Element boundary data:
□ □ □

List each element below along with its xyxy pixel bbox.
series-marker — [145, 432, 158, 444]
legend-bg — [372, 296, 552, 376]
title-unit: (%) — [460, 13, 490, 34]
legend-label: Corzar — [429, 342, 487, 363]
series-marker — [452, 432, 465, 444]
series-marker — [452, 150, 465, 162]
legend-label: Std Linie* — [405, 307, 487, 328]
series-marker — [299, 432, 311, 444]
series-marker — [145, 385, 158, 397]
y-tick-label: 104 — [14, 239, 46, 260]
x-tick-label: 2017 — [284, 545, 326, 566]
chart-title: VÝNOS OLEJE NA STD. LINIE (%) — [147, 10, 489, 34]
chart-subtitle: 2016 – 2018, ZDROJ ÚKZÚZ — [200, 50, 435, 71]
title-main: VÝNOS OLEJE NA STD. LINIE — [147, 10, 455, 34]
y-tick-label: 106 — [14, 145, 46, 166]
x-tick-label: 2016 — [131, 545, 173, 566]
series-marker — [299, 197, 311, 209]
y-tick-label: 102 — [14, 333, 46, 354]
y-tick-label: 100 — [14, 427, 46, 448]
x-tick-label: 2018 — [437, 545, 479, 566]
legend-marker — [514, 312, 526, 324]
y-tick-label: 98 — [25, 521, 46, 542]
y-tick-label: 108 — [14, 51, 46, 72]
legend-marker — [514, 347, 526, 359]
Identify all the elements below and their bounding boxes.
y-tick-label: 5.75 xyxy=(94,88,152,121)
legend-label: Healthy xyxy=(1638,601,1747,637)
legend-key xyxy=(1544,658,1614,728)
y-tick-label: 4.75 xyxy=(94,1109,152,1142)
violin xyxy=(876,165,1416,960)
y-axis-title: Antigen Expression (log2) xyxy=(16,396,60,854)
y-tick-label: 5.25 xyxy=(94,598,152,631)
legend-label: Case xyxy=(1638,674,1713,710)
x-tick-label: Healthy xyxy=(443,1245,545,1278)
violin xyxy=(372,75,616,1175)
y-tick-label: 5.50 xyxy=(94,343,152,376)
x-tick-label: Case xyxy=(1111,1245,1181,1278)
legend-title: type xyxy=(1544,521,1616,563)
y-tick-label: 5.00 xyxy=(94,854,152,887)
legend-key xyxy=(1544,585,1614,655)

□ □ □

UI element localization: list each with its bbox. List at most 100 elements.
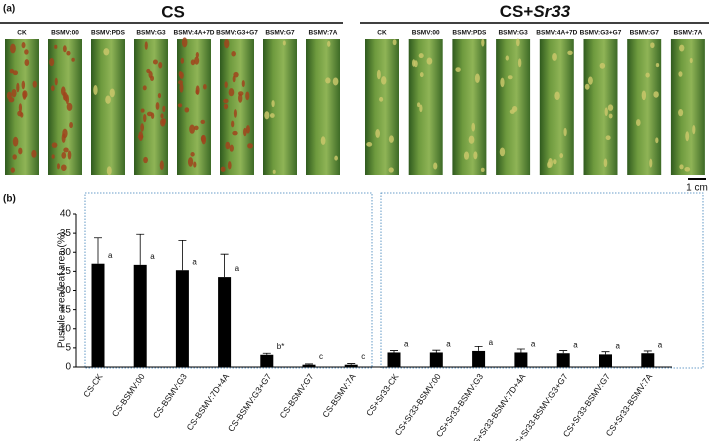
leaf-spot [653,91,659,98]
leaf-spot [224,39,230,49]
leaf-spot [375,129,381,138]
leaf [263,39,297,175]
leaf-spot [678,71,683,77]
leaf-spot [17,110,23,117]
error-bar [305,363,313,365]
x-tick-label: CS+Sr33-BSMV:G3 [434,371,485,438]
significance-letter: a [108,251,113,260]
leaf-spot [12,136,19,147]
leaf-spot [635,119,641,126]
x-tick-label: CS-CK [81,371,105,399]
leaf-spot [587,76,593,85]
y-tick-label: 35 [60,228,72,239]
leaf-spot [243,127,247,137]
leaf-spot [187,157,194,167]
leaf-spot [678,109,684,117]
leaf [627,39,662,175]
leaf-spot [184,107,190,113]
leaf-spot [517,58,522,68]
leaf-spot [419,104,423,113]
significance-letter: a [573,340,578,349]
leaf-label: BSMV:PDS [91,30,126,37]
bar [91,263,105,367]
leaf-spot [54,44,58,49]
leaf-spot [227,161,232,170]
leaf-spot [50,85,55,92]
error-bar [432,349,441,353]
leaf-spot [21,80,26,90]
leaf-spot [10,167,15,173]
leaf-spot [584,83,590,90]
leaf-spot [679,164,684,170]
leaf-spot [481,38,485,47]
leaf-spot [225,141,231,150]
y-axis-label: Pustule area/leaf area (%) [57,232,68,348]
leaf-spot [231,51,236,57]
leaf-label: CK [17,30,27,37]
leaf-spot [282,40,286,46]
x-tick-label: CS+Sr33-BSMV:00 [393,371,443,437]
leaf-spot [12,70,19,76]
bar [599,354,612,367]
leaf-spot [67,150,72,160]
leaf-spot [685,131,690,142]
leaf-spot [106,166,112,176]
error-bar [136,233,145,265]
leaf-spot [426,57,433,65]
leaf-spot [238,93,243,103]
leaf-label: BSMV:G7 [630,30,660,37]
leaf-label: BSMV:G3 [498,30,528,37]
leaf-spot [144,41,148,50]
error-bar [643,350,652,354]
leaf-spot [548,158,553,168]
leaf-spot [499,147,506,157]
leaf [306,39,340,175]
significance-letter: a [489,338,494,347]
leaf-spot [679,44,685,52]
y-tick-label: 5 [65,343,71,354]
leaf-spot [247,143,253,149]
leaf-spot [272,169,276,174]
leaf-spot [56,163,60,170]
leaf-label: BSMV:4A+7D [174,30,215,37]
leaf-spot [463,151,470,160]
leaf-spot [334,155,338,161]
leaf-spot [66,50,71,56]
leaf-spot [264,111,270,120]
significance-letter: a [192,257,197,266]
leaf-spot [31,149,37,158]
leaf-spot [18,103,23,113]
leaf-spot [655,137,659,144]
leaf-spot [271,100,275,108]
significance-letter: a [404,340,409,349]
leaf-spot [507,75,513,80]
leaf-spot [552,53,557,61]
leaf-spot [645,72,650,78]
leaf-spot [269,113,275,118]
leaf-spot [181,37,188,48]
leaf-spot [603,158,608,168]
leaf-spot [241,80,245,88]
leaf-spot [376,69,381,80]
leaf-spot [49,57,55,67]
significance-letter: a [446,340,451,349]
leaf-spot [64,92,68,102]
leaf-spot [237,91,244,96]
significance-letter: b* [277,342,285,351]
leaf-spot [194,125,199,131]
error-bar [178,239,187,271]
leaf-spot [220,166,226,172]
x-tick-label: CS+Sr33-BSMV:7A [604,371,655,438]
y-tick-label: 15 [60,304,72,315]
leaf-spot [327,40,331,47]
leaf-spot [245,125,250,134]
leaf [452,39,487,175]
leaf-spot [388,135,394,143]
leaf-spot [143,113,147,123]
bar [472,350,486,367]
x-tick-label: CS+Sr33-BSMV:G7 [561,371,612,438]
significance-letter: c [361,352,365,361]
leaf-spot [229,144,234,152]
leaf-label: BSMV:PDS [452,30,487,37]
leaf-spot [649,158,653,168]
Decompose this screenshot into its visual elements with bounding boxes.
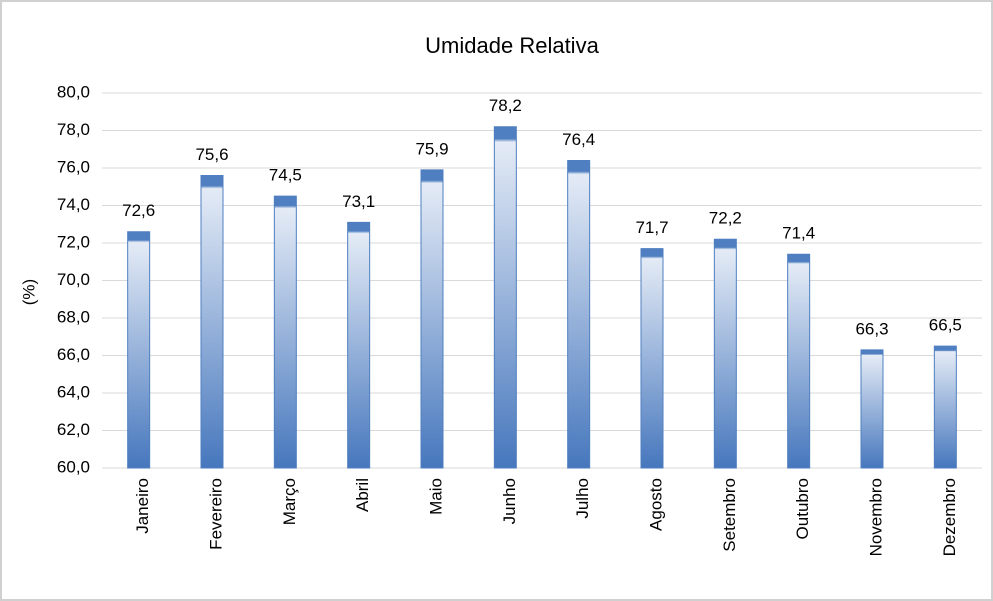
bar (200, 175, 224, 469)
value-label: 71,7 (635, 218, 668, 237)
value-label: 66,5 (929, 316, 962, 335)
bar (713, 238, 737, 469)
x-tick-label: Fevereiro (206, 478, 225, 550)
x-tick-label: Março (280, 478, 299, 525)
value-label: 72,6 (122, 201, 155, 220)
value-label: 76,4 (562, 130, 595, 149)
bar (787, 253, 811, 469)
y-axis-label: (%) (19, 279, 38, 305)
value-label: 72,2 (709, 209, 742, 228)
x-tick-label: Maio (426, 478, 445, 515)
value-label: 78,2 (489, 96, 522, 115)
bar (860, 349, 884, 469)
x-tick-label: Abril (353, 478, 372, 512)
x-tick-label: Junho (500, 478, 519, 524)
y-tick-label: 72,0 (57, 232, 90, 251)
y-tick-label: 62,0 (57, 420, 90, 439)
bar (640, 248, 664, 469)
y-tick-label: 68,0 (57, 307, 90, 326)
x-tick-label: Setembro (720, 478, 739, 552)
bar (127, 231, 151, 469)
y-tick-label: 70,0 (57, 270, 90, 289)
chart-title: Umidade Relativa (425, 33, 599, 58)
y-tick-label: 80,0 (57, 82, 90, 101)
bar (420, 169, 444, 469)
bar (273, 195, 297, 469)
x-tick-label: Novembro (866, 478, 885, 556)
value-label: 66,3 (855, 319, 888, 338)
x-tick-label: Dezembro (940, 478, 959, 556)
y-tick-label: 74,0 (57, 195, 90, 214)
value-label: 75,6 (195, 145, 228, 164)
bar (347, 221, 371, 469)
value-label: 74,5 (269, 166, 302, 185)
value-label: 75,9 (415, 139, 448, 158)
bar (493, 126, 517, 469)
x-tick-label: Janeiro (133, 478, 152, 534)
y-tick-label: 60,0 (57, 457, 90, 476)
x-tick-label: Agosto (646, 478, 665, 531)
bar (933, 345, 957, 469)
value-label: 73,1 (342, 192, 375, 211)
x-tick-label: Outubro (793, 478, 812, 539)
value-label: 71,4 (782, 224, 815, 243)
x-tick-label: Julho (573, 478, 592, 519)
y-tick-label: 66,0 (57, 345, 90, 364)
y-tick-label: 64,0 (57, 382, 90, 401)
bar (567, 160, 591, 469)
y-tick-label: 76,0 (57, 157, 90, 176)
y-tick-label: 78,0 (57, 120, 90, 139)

□ □ □

:: Stated exercise ::
Repeat the part of the data that opens with the line containing "List each element" and closes with the line containing "title-main: VÝNOS OLEJE", keeping every line unchanged.

:: Completed exercise ::
List each element below along with its xyxy pixel bbox.
series-marker — [145, 432, 158, 444]
legend-bg — [372, 296, 552, 376]
title-unit: (%) — [460, 13, 490, 34]
legend-label: Corzar — [429, 342, 487, 363]
series-marker — [452, 432, 465, 444]
series-marker — [452, 150, 465, 162]
legend-label: Std Linie* — [405, 307, 487, 328]
series-marker — [299, 432, 311, 444]
series-marker — [145, 385, 158, 397]
y-tick-label: 104 — [14, 239, 46, 260]
x-tick-label: 2017 — [284, 545, 326, 566]
chart-title: VÝNOS OLEJE NA STD. LINIE (%) — [147, 10, 489, 34]
chart-subtitle: 2016 – 2018, ZDROJ ÚKZÚZ — [200, 50, 435, 71]
title-main: VÝNOS OLEJE NA STD. LINIE — [147, 10, 455, 34]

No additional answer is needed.